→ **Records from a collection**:
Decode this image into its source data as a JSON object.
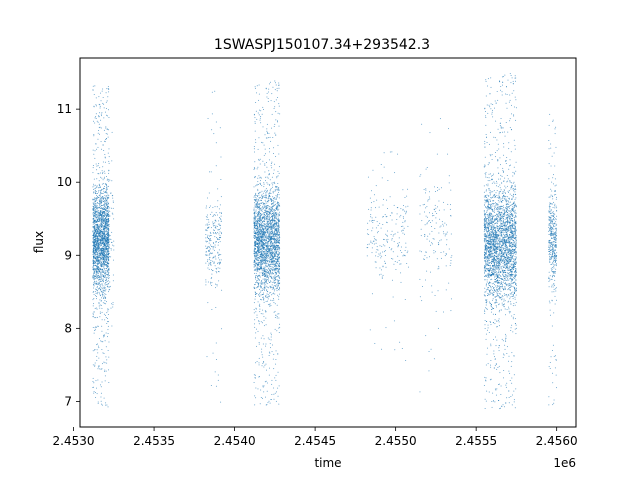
{
  "chart_data": {
    "type": "scatter",
    "title": "1SWASPJ150107.34+293542.3",
    "xlabel": "time",
    "ylabel": "flux",
    "x_offset_label": "1e6",
    "xlim": [
      2.45304,
      2.45612
    ],
    "ylim": [
      6.65,
      11.7
    ],
    "x_ticks": [
      2.453,
      2.4535,
      2.454,
      2.4545,
      2.455,
      2.4555,
      2.456
    ],
    "x_tick_labels": [
      "2.4530",
      "2.4535",
      "2.4540",
      "2.4545",
      "2.4550",
      "2.4555",
      "2.4560"
    ],
    "y_ticks": [
      7,
      8,
      9,
      10,
      11
    ],
    "y_tick_labels": [
      "7",
      "8",
      "9",
      "10",
      "11"
    ],
    "grid": false,
    "marker_color": "#1f77b4",
    "point_groups": [
      {
        "x_range": [
          2.45312,
          2.45322
        ],
        "count": 2200,
        "median": 9.2,
        "spread": 0.35,
        "tail_low": 6.9,
        "tail_high": 11.35,
        "tail_frac": 0.18
      },
      {
        "x_range": [
          2.45322,
          2.45325
        ],
        "count": 60,
        "median": 9.1,
        "spread": 0.5,
        "tail_low": 7.6,
        "tail_high": 11.4,
        "tail_frac": 0.2
      },
      {
        "x_range": [
          2.45382,
          2.45392
        ],
        "count": 260,
        "median": 9.15,
        "spread": 0.3,
        "tail_low": 6.9,
        "tail_high": 11.3,
        "tail_frac": 0.12
      },
      {
        "x_range": [
          2.45412,
          2.45428
        ],
        "count": 2600,
        "median": 9.2,
        "spread": 0.35,
        "tail_low": 6.95,
        "tail_high": 11.4,
        "tail_frac": 0.18
      },
      {
        "x_range": [
          2.45482,
          2.45508
        ],
        "count": 220,
        "median": 9.25,
        "spread": 0.3,
        "tail_low": 7.5,
        "tail_high": 10.45,
        "tail_frac": 0.15
      },
      {
        "x_range": [
          2.45515,
          2.45535
        ],
        "count": 160,
        "median": 9.4,
        "spread": 0.4,
        "tail_low": 6.85,
        "tail_high": 10.9,
        "tail_frac": 0.2
      },
      {
        "x_range": [
          2.45555,
          2.45575
        ],
        "count": 3000,
        "median": 9.15,
        "spread": 0.38,
        "tail_low": 6.9,
        "tail_high": 11.5,
        "tail_frac": 0.18
      },
      {
        "x_range": [
          2.45595,
          2.456
        ],
        "count": 420,
        "median": 9.2,
        "spread": 0.3,
        "tail_low": 6.95,
        "tail_high": 11.0,
        "tail_frac": 0.2
      }
    ]
  }
}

→ **What the task asks**: Without including any picture, repeat the data exactly.

→ **Answer below**:
Decode this image into its source data as a JSON object.
{
  "chart_data": {
    "type": "scatter",
    "title": "1SWASPJ150107.34+293542.3",
    "xlabel": "time",
    "ylabel": "flux",
    "x_offset_label": "1e6",
    "xlim": [
      2.45304,
      2.45612
    ],
    "ylim": [
      6.65,
      11.7
    ],
    "x_ticks": [
      2.453,
      2.4535,
      2.454,
      2.4545,
      2.455,
      2.4555,
      2.456
    ],
    "x_tick_labels": [
      "2.4530",
      "2.4535",
      "2.4540",
      "2.4545",
      "2.4550",
      "2.4555",
      "2.4560"
    ],
    "y_ticks": [
      7,
      8,
      9,
      10,
      11
    ],
    "y_tick_labels": [
      "7",
      "8",
      "9",
      "10",
      "11"
    ],
    "grid": false,
    "marker_color": "#1f77b4",
    "point_groups": [
      {
        "x_range": [
          2.45312,
          2.45322
        ],
        "count": 2200,
        "median": 9.2,
        "spread": 0.35,
        "tail_low": 6.9,
        "tail_high": 11.35,
        "tail_frac": 0.18
      },
      {
        "x_range": [
          2.45322,
          2.45325
        ],
        "count": 60,
        "median": 9.1,
        "spread": 0.5,
        "tail_low": 7.6,
        "tail_high": 11.4,
        "tail_frac": 0.2
      },
      {
        "x_range": [
          2.45382,
          2.45392
        ],
        "count": 260,
        "median": 9.15,
        "spread": 0.3,
        "tail_low": 6.9,
        "tail_high": 11.3,
        "tail_frac": 0.12
      },
      {
        "x_range": [
          2.45412,
          2.45428
        ],
        "count": 2600,
        "median": 9.2,
        "spread": 0.35,
        "tail_low": 6.95,
        "tail_high": 11.4,
        "tail_frac": 0.18
      },
      {
        "x_range": [
          2.45482,
          2.45508
        ],
        "count": 220,
        "median": 9.25,
        "spread": 0.3,
        "tail_low": 7.5,
        "tail_high": 10.45,
        "tail_frac": 0.15
      },
      {
        "x_range": [
          2.45515,
          2.45535
        ],
        "count": 160,
        "median": 9.4,
        "spread": 0.4,
        "tail_low": 6.85,
        "tail_high": 10.9,
        "tail_frac": 0.2
      },
      {
        "x_range": [
          2.45555,
          2.45575
        ],
        "count": 3000,
        "median": 9.15,
        "spread": 0.38,
        "tail_low": 6.9,
        "tail_high": 11.5,
        "tail_frac": 0.18
      },
      {
        "x_range": [
          2.45595,
          2.456
        ],
        "count": 420,
        "median": 9.2,
        "spread": 0.3,
        "tail_low": 6.95,
        "tail_high": 11.0,
        "tail_frac": 0.2
      }
    ]
  }
}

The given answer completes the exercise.